The average number of review requests per paper sent to reviewers increased slightly between 2009 and 2015 (Table 1 and Fig. 1). However, the number of completed reviews also increased, such that the proportion completed remained more or less the same (proportion in 2009 = 0.47 (95 % CI = 0.43 to 0.52), proportion in 2015 = 0.44 (95 % CI = 0.40 to 0.48); Fig. 1).
When the Molecular Ecology data are broken down by the editorial decision, there is no clear trend for one type to have received more invitations. Similarly, the manuscripts tended to have a similar proportion of reviews completed regardless of the type of decision (Fig. 2).
Other ecology journals
Trends in the proportion of review requests that led to a completed review varied among the other four ecology journals (Fig. 3). There was a fairly linear reduction in the proportion of completed reviews in the Journal of Applied Ecology, with the proportion changing from 0.56 (95 % confidence intervals: 0.52 to 0.58) in 2003 to 0.46 (0.44 to 0.48) in 2010 (Fig. 3). Similarly, the Journal of Ecology and Journal of Animal Ecology both had overall reductions in the proportion of completed reviews from 2003 to 2010 (from 0.61 to 0.43 and 0.56 to 0.47, respectively). However, these reductions appeared to be less linear, and the journals had several years with more or less the same proportion followed by a sharp reduction (Fig. 3). Functional Ecology, in contrast, showed no convincing evidence for a decrease in the proportion of completed reviews, from 0.51 (0.48 to 0.54) in 2003 to 0.47 (0.44 to 0.49) in 2010.

### [Data lines]
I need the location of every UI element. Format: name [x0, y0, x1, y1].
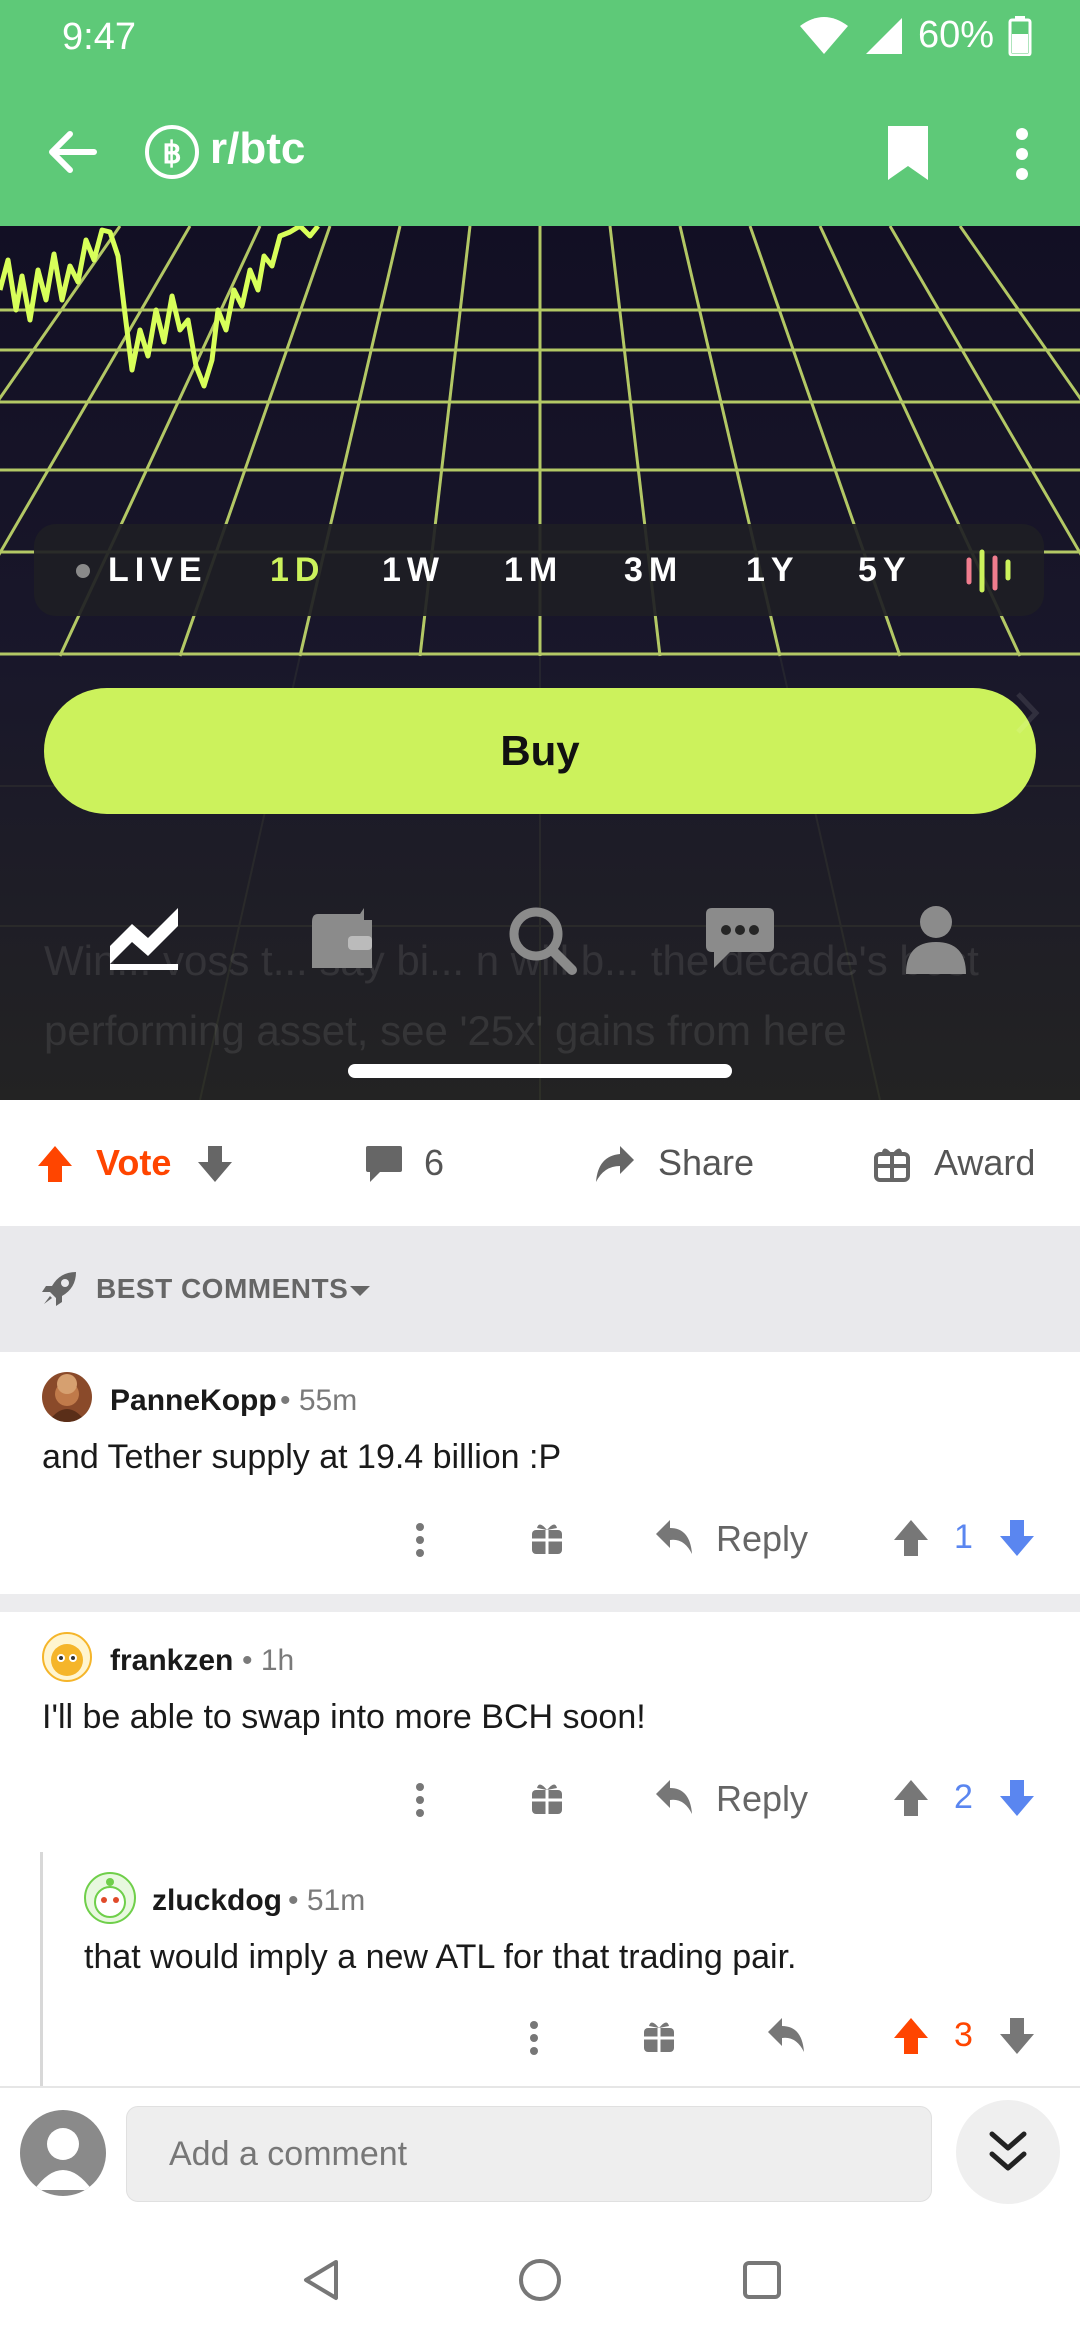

### [Exercise instructions]
1. Write out the passage on peer review trends from "The average number" up to and including "decision (Fig. 2).".
2. In the passage on peer review trends, which of the other ecology journals showed no convincing evidence for a decrease in the proportion of completed reviews?

### [Results of the tasks]
1.
The average number of review requests per paper sent to reviewers increased slightly between 2009 and 2015 (Table 1 and Fig. 1). However, the number of completed reviews also increased, such that the proportion completed remained more or less the same (proportion in 2009 = 0.47 (95 % CI = 0.43 to 0.52), proportion in 2015 = 0.44 (95 % CI = 0.40 to 0.48); Fig. 1).
When the Molecular Ecology data are broken down by the editorial decision, there is no clear trend for one type to have received more invitations. Similarly, the manuscripts tended to have a similar proportion of reviews completed regardless of the type of decision (Fig. 2).

2. Functional Ecology